Output the full listing below exactly as it reads, and skip anything that is a picture.
[START DATASET ENTRIES]
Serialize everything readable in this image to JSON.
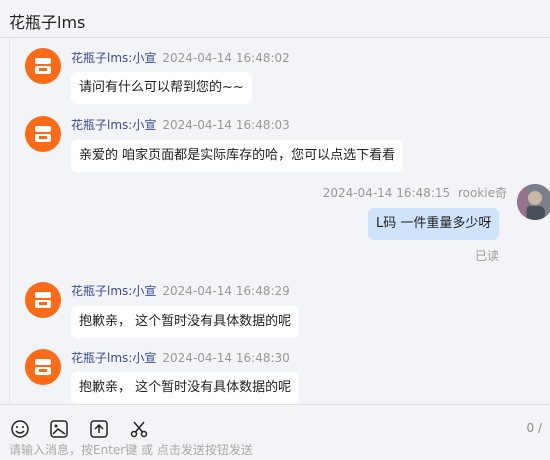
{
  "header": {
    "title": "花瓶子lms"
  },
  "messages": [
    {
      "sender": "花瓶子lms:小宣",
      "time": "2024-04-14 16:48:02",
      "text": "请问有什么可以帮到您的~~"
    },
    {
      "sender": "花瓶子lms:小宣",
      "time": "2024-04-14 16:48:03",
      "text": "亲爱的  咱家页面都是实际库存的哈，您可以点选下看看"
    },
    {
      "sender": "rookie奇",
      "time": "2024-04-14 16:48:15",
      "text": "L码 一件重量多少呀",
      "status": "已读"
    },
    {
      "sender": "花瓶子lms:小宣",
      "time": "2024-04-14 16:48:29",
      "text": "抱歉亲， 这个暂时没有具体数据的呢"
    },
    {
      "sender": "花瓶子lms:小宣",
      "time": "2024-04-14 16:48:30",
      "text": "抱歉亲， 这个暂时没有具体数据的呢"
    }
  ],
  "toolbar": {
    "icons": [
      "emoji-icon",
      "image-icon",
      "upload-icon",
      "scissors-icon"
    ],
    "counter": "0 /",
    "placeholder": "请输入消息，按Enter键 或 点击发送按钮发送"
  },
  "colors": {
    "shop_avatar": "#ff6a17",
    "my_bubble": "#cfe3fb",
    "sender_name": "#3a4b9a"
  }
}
[END DATASET ENTRIES]
THE RESULT:
Serialize everything readable in this image to JSON.
{
  "header": {
    "title": "花瓶子lms"
  },
  "messages": [
    {
      "sender": "花瓶子lms:小宣",
      "time": "2024-04-14 16:48:02",
      "text": "请问有什么可以帮到您的~~"
    },
    {
      "sender": "花瓶子lms:小宣",
      "time": "2024-04-14 16:48:03",
      "text": "亲爱的  咱家页面都是实际库存的哈，您可以点选下看看"
    },
    {
      "sender": "rookie奇",
      "time": "2024-04-14 16:48:15",
      "text": "L码 一件重量多少呀",
      "status": "已读"
    },
    {
      "sender": "花瓶子lms:小宣",
      "time": "2024-04-14 16:48:29",
      "text": "抱歉亲， 这个暂时没有具体数据的呢"
    },
    {
      "sender": "花瓶子lms:小宣",
      "time": "2024-04-14 16:48:30",
      "text": "抱歉亲， 这个暂时没有具体数据的呢"
    }
  ],
  "toolbar": {
    "icons": [
      "emoji-icon",
      "image-icon",
      "upload-icon",
      "scissors-icon"
    ],
    "counter": "0 /",
    "placeholder": "请输入消息，按Enter键 或 点击发送按钮发送"
  },
  "colors": {
    "shop_avatar": "#ff6a17",
    "my_bubble": "#cfe3fb",
    "sender_name": "#3a4b9a"
  }
}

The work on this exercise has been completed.